--- Task statement ---
Every line of the records must be repeated exactly; pictures stay out.

--- Data to process ---

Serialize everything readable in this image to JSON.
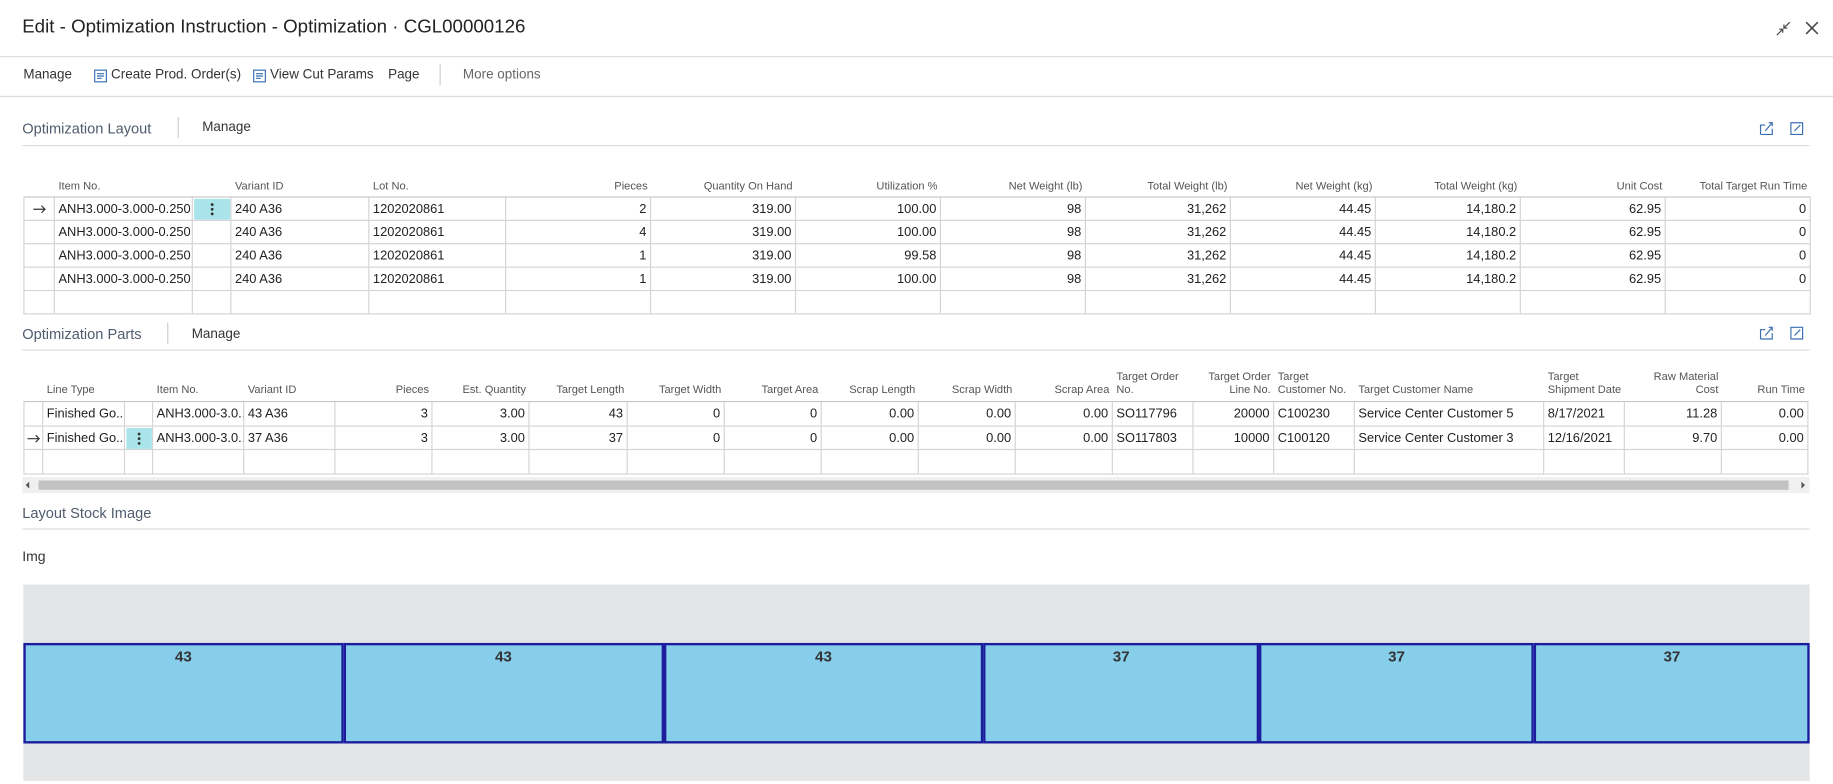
{
  "header": {
    "title": "Edit - Optimization Instruction - Optimization · CGL00000126"
  },
  "actions": [
    "Manage",
    "Create Prod. Order(s)",
    "View Cut Params",
    "Page",
    "More options"
  ],
  "layout": {
    "title": "Optimization Layout",
    "action": "Manage",
    "columns": [
      "Item No.",
      "Variant ID",
      "Lot No.",
      "Pieces",
      "Quantity On Hand",
      "Utilization %",
      "Net Weight (lb)",
      "Total Weight (lb)",
      "Net Weight (kg)",
      "Total Weight (kg)",
      "Unit Cost",
      "Total Target Run Time"
    ],
    "rows": [
      [
        "ANH3.000-3.000-0.250",
        "240 A36",
        "1202020861",
        "2",
        "319.00",
        "100.00",
        "98",
        "31,262",
        "44.45",
        "14,180.2",
        "62.95",
        "0"
      ],
      [
        "ANH3.000-3.000-0.250",
        "240 A36",
        "1202020861",
        "4",
        "319.00",
        "100.00",
        "98",
        "31,262",
        "44.45",
        "14,180.2",
        "62.95",
        "0"
      ],
      [
        "ANH3.000-3.000-0.250",
        "240 A36",
        "1202020861",
        "1",
        "319.00",
        "99.58",
        "98",
        "31,262",
        "44.45",
        "14,180.2",
        "62.95",
        "0"
      ],
      [
        "ANH3.000-3.000-0.250",
        "240 A36",
        "1202020861",
        "1",
        "319.00",
        "100.00",
        "98",
        "31,262",
        "44.45",
        "14,180.2",
        "62.95",
        "0"
      ]
    ]
  },
  "parts": {
    "title": "Optimization Parts",
    "action": "Manage",
    "columns": [
      "Line Type",
      "Item No.",
      "Variant ID",
      "Pieces",
      "Est. Quantity",
      "Target Length",
      "Target Width",
      "Target Area",
      "Scrap Length",
      "Scrap Width",
      "Scrap Area",
      "Target Order No.",
      "Target Order Line No.",
      "Target Customer No.",
      "Target Customer Name",
      "Target Shipment Date",
      "Raw Material Cost",
      "Run Time"
    ],
    "rows": [
      [
        "Finished Go...",
        "ANH3.000-3.0...",
        "43 A36",
        "3",
        "3.00",
        "43",
        "0",
        "0",
        "0.00",
        "0.00",
        "0.00",
        "SO117796",
        "20000",
        "C100230",
        "Service Center Customer 5",
        "8/17/2021",
        "11.28",
        "0.00"
      ],
      [
        "Finished Go...",
        "ANH3.000-3.0...",
        "37 A36",
        "3",
        "3.00",
        "37",
        "0",
        "0",
        "0.00",
        "0.00",
        "0.00",
        "SO117803",
        "10000",
        "C100120",
        "Service Center Customer 3",
        "12/16/2021",
        "9.70",
        "0.00"
      ]
    ]
  },
  "stock_image": {
    "title": "Layout Stock Image",
    "label": "Img",
    "segments": [
      43,
      43,
      43,
      37,
      37,
      37
    ]
  }
}
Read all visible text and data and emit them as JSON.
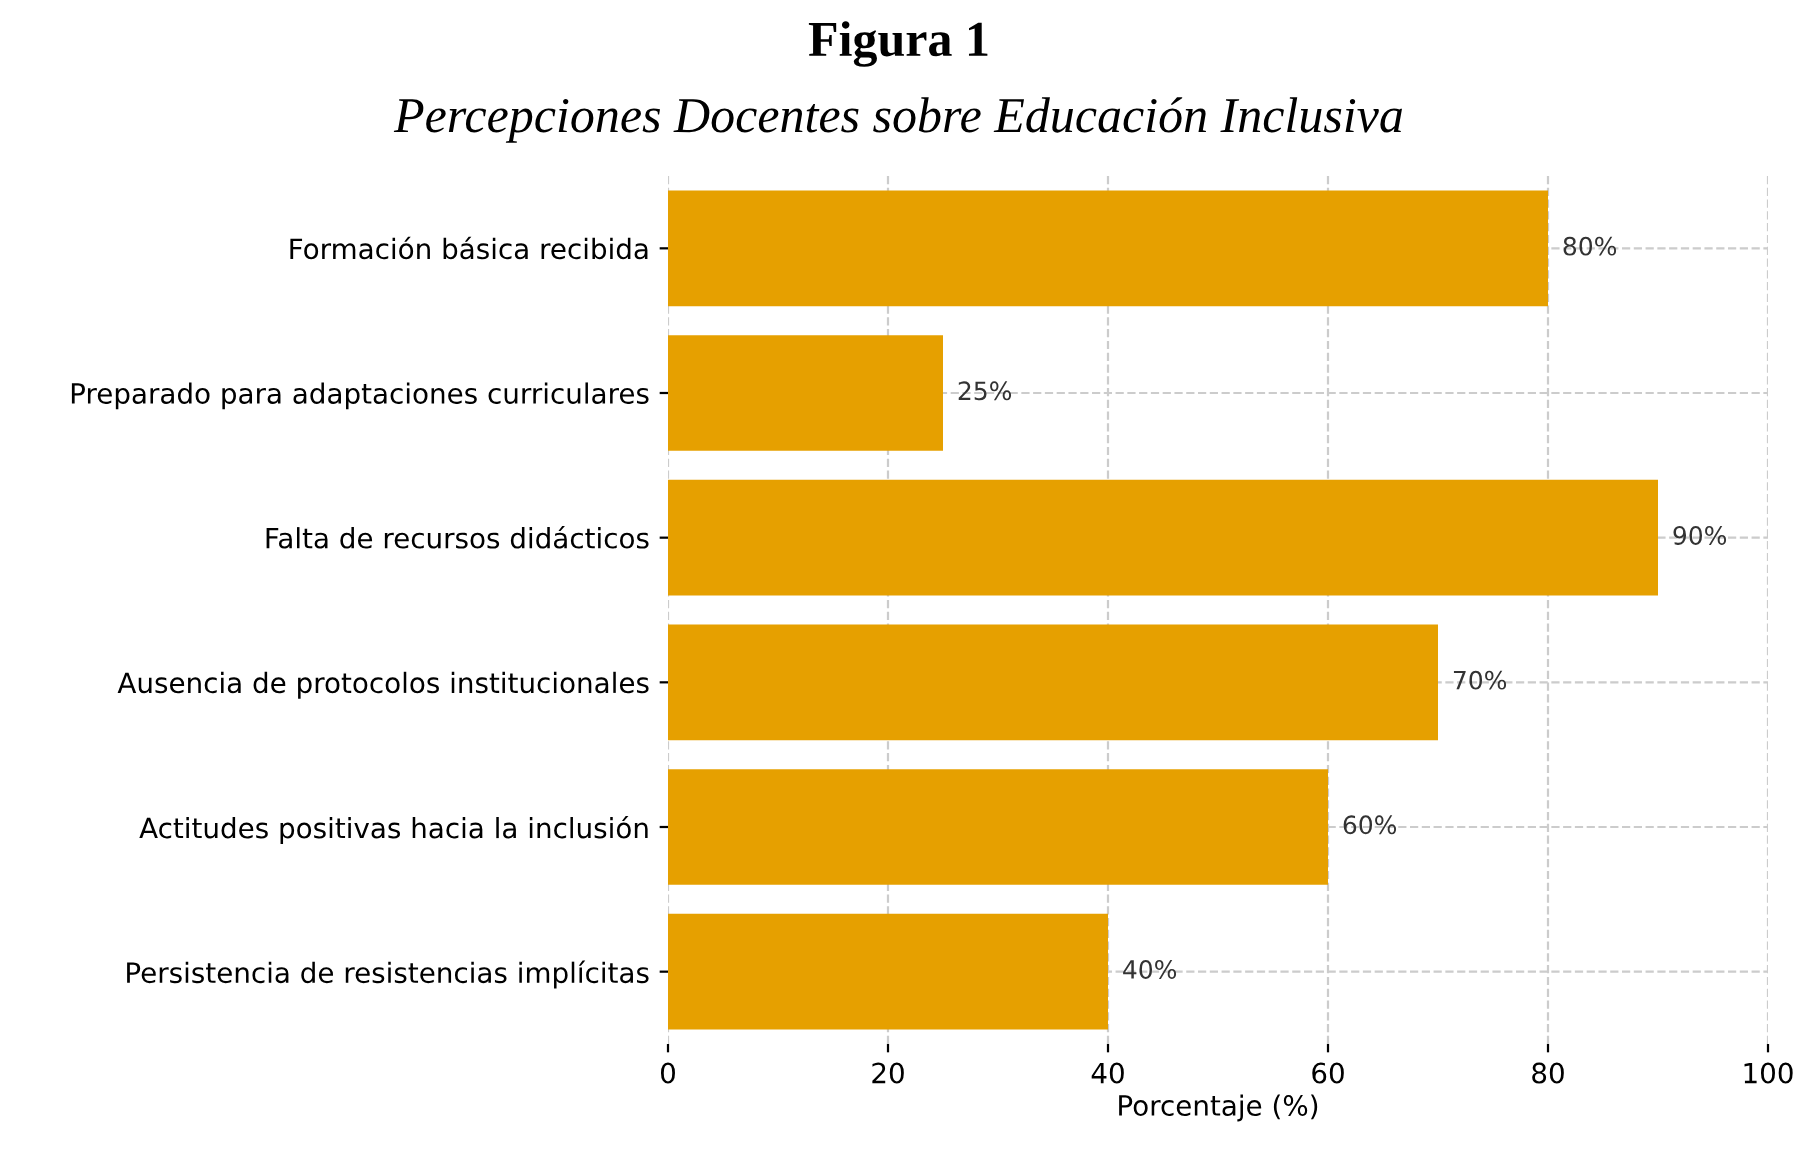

--- Result of the task ---
Serialize everything readable in this image to JSON.
{
  "header": {
    "title": "Edit - Optimization Instruction - Optimization · CGL00000126"
  },
  "actions": [
    "Manage",
    "Create Prod. Order(s)",
    "View Cut Params",
    "Page",
    "More options"
  ],
  "layout": {
    "title": "Optimization Layout",
    "action": "Manage",
    "columns": [
      "Item No.",
      "Variant ID",
      "Lot No.",
      "Pieces",
      "Quantity On Hand",
      "Utilization %",
      "Net Weight (lb)",
      "Total Weight (lb)",
      "Net Weight (kg)",
      "Total Weight (kg)",
      "Unit Cost",
      "Total Target Run Time"
    ],
    "rows": [
      [
        "ANH3.000-3.000-0.250",
        "240 A36",
        "1202020861",
        "2",
        "319.00",
        "100.00",
        "98",
        "31,262",
        "44.45",
        "14,180.2",
        "62.95",
        "0"
      ],
      [
        "ANH3.000-3.000-0.250",
        "240 A36",
        "1202020861",
        "4",
        "319.00",
        "100.00",
        "98",
        "31,262",
        "44.45",
        "14,180.2",
        "62.95",
        "0"
      ],
      [
        "ANH3.000-3.000-0.250",
        "240 A36",
        "1202020861",
        "1",
        "319.00",
        "99.58",
        "98",
        "31,262",
        "44.45",
        "14,180.2",
        "62.95",
        "0"
      ],
      [
        "ANH3.000-3.000-0.250",
        "240 A36",
        "1202020861",
        "1",
        "319.00",
        "100.00",
        "98",
        "31,262",
        "44.45",
        "14,180.2",
        "62.95",
        "0"
      ]
    ]
  },
  "parts": {
    "title": "Optimization Parts",
    "action": "Manage",
    "columns": [
      "Line Type",
      "Item No.",
      "Variant ID",
      "Pieces",
      "Est. Quantity",
      "Target Length",
      "Target Width",
      "Target Area",
      "Scrap Length",
      "Scrap Width",
      "Scrap Area",
      "Target Order No.",
      "Target Order Line No.",
      "Target Customer No.",
      "Target Customer Name",
      "Target Shipment Date",
      "Raw Material Cost",
      "Run Time"
    ],
    "rows": [
      [
        "Finished Go...",
        "ANH3.000-3.0...",
        "43 A36",
        "3",
        "3.00",
        "43",
        "0",
        "0",
        "0.00",
        "0.00",
        "0.00",
        "SO117796",
        "20000",
        "C100230",
        "Service Center Customer 5",
        "8/17/2021",
        "11.28",
        "0.00"
      ],
      [
        "Finished Go...",
        "ANH3.000-3.0...",
        "37 A36",
        "3",
        "3.00",
        "37",
        "0",
        "0",
        "0.00",
        "0.00",
        "0.00",
        "SO117803",
        "10000",
        "C100120",
        "Service Center Customer 3",
        "12/16/2021",
        "9.70",
        "0.00"
      ]
    ]
  },
  "stock_image": {
    "title": "Layout Stock Image",
    "label": "Img",
    "segments": [
      43,
      43,
      43,
      37,
      37,
      37
    ]
  }
}
Read all visible text and data and emit them as JSON.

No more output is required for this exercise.